**PROBLEM REQUIREMENTS:** Give the data a second time, exactly and in full.

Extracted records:
========================

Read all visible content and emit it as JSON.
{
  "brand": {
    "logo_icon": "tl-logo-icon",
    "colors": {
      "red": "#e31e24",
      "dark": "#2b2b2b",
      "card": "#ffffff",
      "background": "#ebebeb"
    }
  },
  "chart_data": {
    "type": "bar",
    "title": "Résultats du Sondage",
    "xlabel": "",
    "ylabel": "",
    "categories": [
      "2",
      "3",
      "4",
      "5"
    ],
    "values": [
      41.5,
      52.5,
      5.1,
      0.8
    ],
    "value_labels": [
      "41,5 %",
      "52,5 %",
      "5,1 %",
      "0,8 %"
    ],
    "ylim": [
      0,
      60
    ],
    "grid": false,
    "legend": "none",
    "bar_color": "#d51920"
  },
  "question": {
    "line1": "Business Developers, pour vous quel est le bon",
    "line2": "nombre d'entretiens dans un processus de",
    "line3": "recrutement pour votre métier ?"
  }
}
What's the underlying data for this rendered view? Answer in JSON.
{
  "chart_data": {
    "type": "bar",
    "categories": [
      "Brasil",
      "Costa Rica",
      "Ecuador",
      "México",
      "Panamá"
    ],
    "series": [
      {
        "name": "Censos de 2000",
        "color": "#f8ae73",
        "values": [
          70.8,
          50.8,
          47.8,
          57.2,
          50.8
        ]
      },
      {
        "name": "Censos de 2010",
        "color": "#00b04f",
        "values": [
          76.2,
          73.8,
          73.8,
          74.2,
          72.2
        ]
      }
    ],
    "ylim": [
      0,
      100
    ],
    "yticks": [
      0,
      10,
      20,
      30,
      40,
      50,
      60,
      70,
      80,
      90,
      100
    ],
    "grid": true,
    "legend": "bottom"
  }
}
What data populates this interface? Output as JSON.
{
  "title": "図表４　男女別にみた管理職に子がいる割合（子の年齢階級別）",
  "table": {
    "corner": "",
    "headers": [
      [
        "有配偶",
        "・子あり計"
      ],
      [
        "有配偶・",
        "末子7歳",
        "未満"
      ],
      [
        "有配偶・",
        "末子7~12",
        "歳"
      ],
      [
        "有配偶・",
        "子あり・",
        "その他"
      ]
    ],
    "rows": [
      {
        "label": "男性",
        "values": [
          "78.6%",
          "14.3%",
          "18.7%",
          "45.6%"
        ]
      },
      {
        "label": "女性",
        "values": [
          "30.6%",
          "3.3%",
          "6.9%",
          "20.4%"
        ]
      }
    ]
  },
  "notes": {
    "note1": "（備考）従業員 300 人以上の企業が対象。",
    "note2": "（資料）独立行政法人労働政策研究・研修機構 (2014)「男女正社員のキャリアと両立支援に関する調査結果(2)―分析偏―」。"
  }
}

========================

**WRITTEN SOLUTION:**
Read all visible content and emit it as JSON.
{
  "brand": {
    "logo_icon": "tl-logo-icon",
    "colors": {
      "red": "#e31e24",
      "dark": "#2b2b2b",
      "card": "#ffffff",
      "background": "#ebebeb"
    }
  },
  "chart_data": {
    "type": "bar",
    "title": "Résultats du Sondage",
    "xlabel": "",
    "ylabel": "",
    "categories": [
      "2",
      "3",
      "4",
      "5"
    ],
    "values": [
      41.5,
      52.5,
      5.1,
      0.8
    ],
    "value_labels": [
      "41,5 %",
      "52,5 %",
      "5,1 %",
      "0,8 %"
    ],
    "ylim": [
      0,
      60
    ],
    "grid": false,
    "legend": "none",
    "bar_color": "#d51920"
  },
  "question": {
    "line1": "Business Developers, pour vous quel est le bon",
    "line2": "nombre d'entretiens dans un processus de",
    "line3": "recrutement pour votre métier ?"
  }
}
What's the underlying data for this rendered view? Answer in JSON.
{
  "chart_data": {
    "type": "bar",
    "categories": [
      "Brasil",
      "Costa Rica",
      "Ecuador",
      "México",
      "Panamá"
    ],
    "series": [
      {
        "name": "Censos de 2000",
        "color": "#f8ae73",
        "values": [
          70.8,
          50.8,
          47.8,
          57.2,
          50.8
        ]
      },
      {
        "name": "Censos de 2010",
        "color": "#00b04f",
        "values": [
          76.2,
          73.8,
          73.8,
          74.2,
          72.2
        ]
      }
    ],
    "ylim": [
      0,
      100
    ],
    "yticks": [
      0,
      10,
      20,
      30,
      40,
      50,
      60,
      70,
      80,
      90,
      100
    ],
    "grid": true,
    "legend": "bottom"
  }
}
What data populates this interface? Output as JSON.
{
  "title": "図表４　男女別にみた管理職に子がいる割合（子の年齢階級別）",
  "table": {
    "corner": "",
    "headers": [
      [
        "有配偶",
        "・子あり計"
      ],
      [
        "有配偶・",
        "末子7歳",
        "未満"
      ],
      [
        "有配偶・",
        "末子7~12",
        "歳"
      ],
      [
        "有配偶・",
        "子あり・",
        "その他"
      ]
    ],
    "rows": [
      {
        "label": "男性",
        "values": [
          "78.6%",
          "14.3%",
          "18.7%",
          "45.6%"
        ]
      },
      {
        "label": "女性",
        "values": [
          "30.6%",
          "3.3%",
          "6.9%",
          "20.4%"
        ]
      }
    ]
  },
  "notes": {
    "note1": "（備考）従業員 300 人以上の企業が対象。",
    "note2": "（資料）独立行政法人労働政策研究・研修機構 (2014)「男女正社員のキャリアと両立支援に関する調査結果(2)―分析偏―」。"
  }
}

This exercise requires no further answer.